---- TASK INPUT
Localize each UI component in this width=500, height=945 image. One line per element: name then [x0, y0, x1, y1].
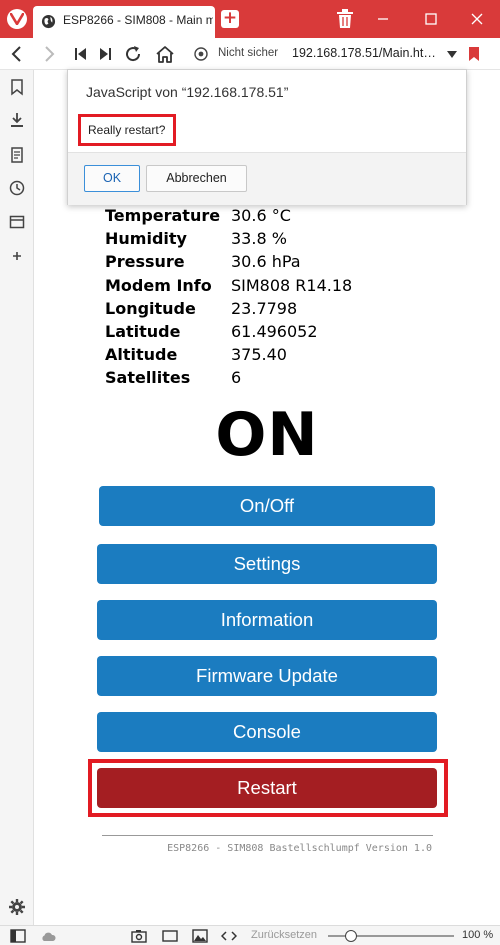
dialog-message-highlight: Really restart? — [78, 114, 176, 146]
downloads-icon[interactable] — [8, 111, 26, 129]
minimize-icon[interactable] — [370, 6, 396, 32]
tab-bar: ESP8266 - SIM808 - Main me + — [0, 0, 500, 38]
sensor-row: Latitude 61.496052 — [105, 322, 352, 345]
security-label: Nicht sicher — [218, 47, 279, 59]
code-icon[interactable] — [221, 929, 237, 943]
sensor-label: Pressure — [105, 252, 185, 272]
sensor-value: SIM808 R14.18 — [231, 275, 353, 295]
address-bar: Nicht sicher 192.168.178.51/Main.ht… — [0, 38, 500, 70]
active-tab[interactable]: ESP8266 - SIM808 - Main me — [33, 6, 215, 38]
status-bar: Zurücksetzen 100 % — [0, 925, 500, 945]
sensor-label: Humidity — [105, 229, 187, 249]
sensor-value: 61.496052 — [231, 321, 318, 341]
sensor-value: 375.40 — [231, 345, 287, 365]
firmware-update-button[interactable]: Firmware Update — [97, 656, 437, 696]
sensor-value: 6 — [231, 368, 242, 388]
sensor-row: Satellites 6 — [105, 368, 352, 391]
site-info-icon[interactable] — [194, 47, 208, 61]
url-text[interactable]: 192.168.178.51/Main.ht… — [292, 46, 442, 60]
bookmarks-icon[interactable] — [8, 78, 26, 96]
reload-icon[interactable] — [122, 43, 144, 65]
footer-version: ESP8266 - SIM808 Bastellschlumpf Version… — [167, 843, 432, 854]
chevron-down-icon[interactable] — [446, 49, 458, 59]
sensor-label: Latitude — [105, 321, 181, 341]
sensor-label: Modem Info — [105, 275, 212, 295]
notes-icon[interactable] — [8, 146, 26, 164]
camera-icon[interactable] — [131, 929, 147, 943]
sensor-value: 33.8 % — [231, 229, 287, 249]
ok-button[interactable]: OK — [84, 165, 140, 192]
history-icon[interactable] — [8, 179, 26, 197]
forward-icon[interactable] — [38, 43, 60, 65]
sensor-value: 30.6 °C — [231, 206, 291, 225]
sensor-table: Temperature 30.6 °C Humidity 33.8 % Pressure… — [105, 206, 352, 392]
tab-title: ESP8266 - SIM808 - Main me — [63, 13, 213, 27]
dialog-footer: OK Abbrechen — [68, 152, 466, 205]
sensor-row: Humidity 33.8 % — [105, 229, 352, 252]
dialog-message: Really restart? — [88, 123, 166, 137]
window-panel-icon[interactable] — [8, 213, 26, 231]
rewind-icon[interactable] — [70, 43, 92, 65]
close-icon[interactable] — [464, 6, 490, 32]
url-field[interactable]: Nicht sicher 192.168.178.51/Main.ht… — [186, 41, 494, 67]
sensor-label: Longitude — [105, 298, 196, 318]
tiling-icon[interactable] — [162, 929, 178, 943]
trash-icon[interactable] — [336, 9, 354, 29]
home-icon[interactable] — [154, 43, 176, 65]
sensor-row: Modem Info SIM808 R14.18 — [105, 276, 352, 299]
settings-button[interactable]: Settings — [97, 544, 437, 584]
sensor-row: Altitude 375.40 — [105, 345, 352, 368]
sensor-value: 23.7798 — [231, 298, 298, 318]
zoom-slider-thumb[interactable] — [345, 930, 358, 942]
image-icon[interactable] — [192, 929, 208, 943]
back-icon[interactable] — [6, 43, 28, 65]
fast-forward-icon[interactable] — [94, 43, 116, 65]
zoom-slider[interactable] — [328, 930, 454, 942]
zoom-level: 100 % — [462, 929, 494, 941]
sensor-label: Temperature — [105, 206, 221, 225]
on-off-button[interactable]: On/Off — [99, 486, 435, 526]
panel-toggle-icon[interactable] — [10, 929, 26, 943]
cancel-button[interactable]: Abbrechen — [146, 165, 247, 192]
zoom-reset-label[interactable]: Zurücksetzen — [251, 929, 317, 941]
settings-gear-icon[interactable] — [8, 898, 26, 916]
power-state: ON — [215, 400, 319, 470]
dialog-title: JavaScript von “192.168.178.51” — [86, 84, 289, 100]
restart-button[interactable]: Restart — [97, 768, 437, 808]
vivaldi-logo-icon[interactable] — [7, 9, 27, 29]
console-button[interactable]: Console — [97, 712, 437, 752]
footer-divider — [102, 835, 433, 836]
sensor-row: Temperature 30.6 °C — [105, 206, 352, 229]
bookmark-icon[interactable] — [468, 47, 480, 61]
new-tab-button[interactable]: + — [221, 10, 239, 28]
maximize-icon[interactable] — [418, 6, 444, 32]
side-panel — [0, 70, 34, 925]
sensor-label: Satellites — [105, 368, 191, 388]
sensor-label: Altitude — [105, 345, 178, 365]
globe-icon — [41, 14, 56, 29]
cloud-icon[interactable] — [40, 929, 56, 943]
sensor-row: Pressure 30.6 hPa — [105, 252, 352, 275]
information-button[interactable]: Information — [97, 600, 437, 640]
sensor-row: Longitude 23.7798 — [105, 299, 352, 322]
sensor-value: 30.6 hPa — [231, 252, 301, 272]
confirm-dialog: JavaScript von “192.168.178.51” Really r… — [67, 69, 467, 205]
add-panel-icon[interactable] — [8, 247, 26, 265]
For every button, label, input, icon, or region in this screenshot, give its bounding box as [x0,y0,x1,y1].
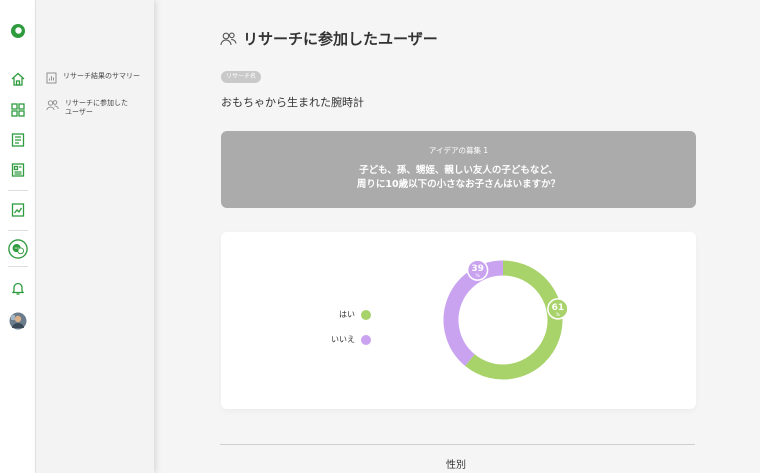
--------
**WHAT IS REQUIRED**: Reproduce all the items above word for word, omitting the pictures.

**CORRECT OUTPUT**:
Localize each UI component in this width=500, height=945 image. One line per element: name then [x0, y0, x1, y1].
dialog-message-highlight: Really restart? — [78, 114, 176, 146]
downloads-icon[interactable] — [8, 111, 26, 129]
minimize-icon[interactable] — [370, 6, 396, 32]
tab-bar: ESP8266 - SIM808 - Main me + — [0, 0, 500, 38]
sensor-row: Latitude 61.496052 — [105, 322, 352, 345]
security-label: Nicht sicher — [218, 47, 279, 59]
code-icon[interactable] — [221, 929, 237, 943]
sensor-label: Pressure — [105, 252, 185, 272]
sensor-value: SIM808 R14.18 — [231, 275, 353, 295]
address-bar: Nicht sicher 192.168.178.51/Main.ht… — [0, 38, 500, 70]
active-tab[interactable]: ESP8266 - SIM808 - Main me — [33, 6, 215, 38]
status-bar: Zurücksetzen 100 % — [0, 925, 500, 945]
sensor-label: Humidity — [105, 229, 187, 249]
sensor-value: 61.496052 — [231, 321, 318, 341]
sensor-value: 375.40 — [231, 345, 287, 365]
firmware-update-button[interactable]: Firmware Update — [97, 656, 437, 696]
sensor-value: 6 — [231, 368, 242, 388]
sensor-row: Satellites 6 — [105, 368, 352, 391]
site-info-icon[interactable] — [194, 47, 208, 61]
url-text[interactable]: 192.168.178.51/Main.ht… — [292, 46, 442, 60]
bookmarks-icon[interactable] — [8, 78, 26, 96]
reload-icon[interactable] — [122, 43, 144, 65]
footer-version: ESP8266 - SIM808 Bastellschlumpf Version… — [167, 843, 432, 854]
chevron-down-icon[interactable] — [446, 49, 458, 59]
sensor-label: Latitude — [105, 321, 181, 341]
sensor-label: Modem Info — [105, 275, 212, 295]
notes-icon[interactable] — [8, 146, 26, 164]
camera-icon[interactable] — [131, 929, 147, 943]
sensor-value: 33.8 % — [231, 229, 287, 249]
ok-button[interactable]: OK — [84, 165, 140, 192]
history-icon[interactable] — [8, 179, 26, 197]
forward-icon[interactable] — [38, 43, 60, 65]
sensor-value: 30.6 °C — [231, 206, 291, 225]
sensor-table: Temperature 30.6 °C Humidity 33.8 % Pressure… — [105, 206, 352, 392]
tab-title: ESP8266 - SIM808 - Main me — [63, 13, 213, 27]
dialog-footer: OK Abbrechen — [68, 152, 466, 205]
sensor-row: Humidity 33.8 % — [105, 229, 352, 252]
dialog-message: Really restart? — [88, 123, 166, 137]
window-panel-icon[interactable] — [8, 213, 26, 231]
rewind-icon[interactable] — [70, 43, 92, 65]
close-icon[interactable] — [464, 6, 490, 32]
url-field[interactable]: Nicht sicher 192.168.178.51/Main.ht… — [186, 41, 494, 67]
sensor-label: Longitude — [105, 298, 196, 318]
tiling-icon[interactable] — [162, 929, 178, 943]
trash-icon[interactable] — [336, 9, 354, 29]
home-icon[interactable] — [154, 43, 176, 65]
sensor-row: Modem Info SIM808 R14.18 — [105, 276, 352, 299]
settings-button[interactable]: Settings — [97, 544, 437, 584]
sensor-row: Altitude 375.40 — [105, 345, 352, 368]
sensor-value: 23.7798 — [231, 298, 298, 318]
zoom-slider-thumb[interactable] — [345, 930, 358, 942]
image-icon[interactable] — [192, 929, 208, 943]
back-icon[interactable] — [6, 43, 28, 65]
fast-forward-icon[interactable] — [94, 43, 116, 65]
zoom-slider[interactable] — [328, 930, 454, 942]
zoom-level: 100 % — [462, 929, 494, 941]
sensor-label: Temperature — [105, 206, 221, 225]
on-off-button[interactable]: On/Off — [99, 486, 435, 526]
panel-toggle-icon[interactable] — [10, 929, 26, 943]
cancel-button[interactable]: Abbrechen — [146, 165, 247, 192]
zoom-reset-label[interactable]: Zurücksetzen — [251, 929, 317, 941]
settings-gear-icon[interactable] — [8, 898, 26, 916]
power-state: ON — [215, 400, 319, 470]
dialog-title: JavaScript von “192.168.178.51” — [86, 84, 289, 100]
restart-button[interactable]: Restart — [97, 768, 437, 808]
vivaldi-logo-icon[interactable] — [7, 9, 27, 29]
console-button[interactable]: Console — [97, 712, 437, 752]
footer-divider — [102, 835, 433, 836]
sensor-row: Temperature 30.6 °C — [105, 206, 352, 229]
bookmark-icon[interactable] — [468, 47, 480, 61]
new-tab-button[interactable]: + — [221, 10, 239, 28]
maximize-icon[interactable] — [418, 6, 444, 32]
side-panel — [0, 70, 34, 925]
sensor-label: Satellites — [105, 368, 191, 388]
sensor-label: Altitude — [105, 345, 178, 365]
globe-icon — [41, 14, 56, 29]
cloud-icon[interactable] — [40, 929, 56, 943]
sensor-row: Pressure 30.6 hPa — [105, 252, 352, 275]
information-button[interactable]: Information — [97, 600, 437, 640]
sensor-row: Longitude 23.7798 — [105, 299, 352, 322]
sensor-value: 30.6 hPa — [231, 252, 301, 272]
confirm-dialog: JavaScript von “192.168.178.51” Really r… — [67, 69, 467, 205]
add-panel-icon[interactable] — [8, 247, 26, 265]
For every button, label, input, icon, or region in this screenshot, give its bounding box as [x0,y0,x1,y1].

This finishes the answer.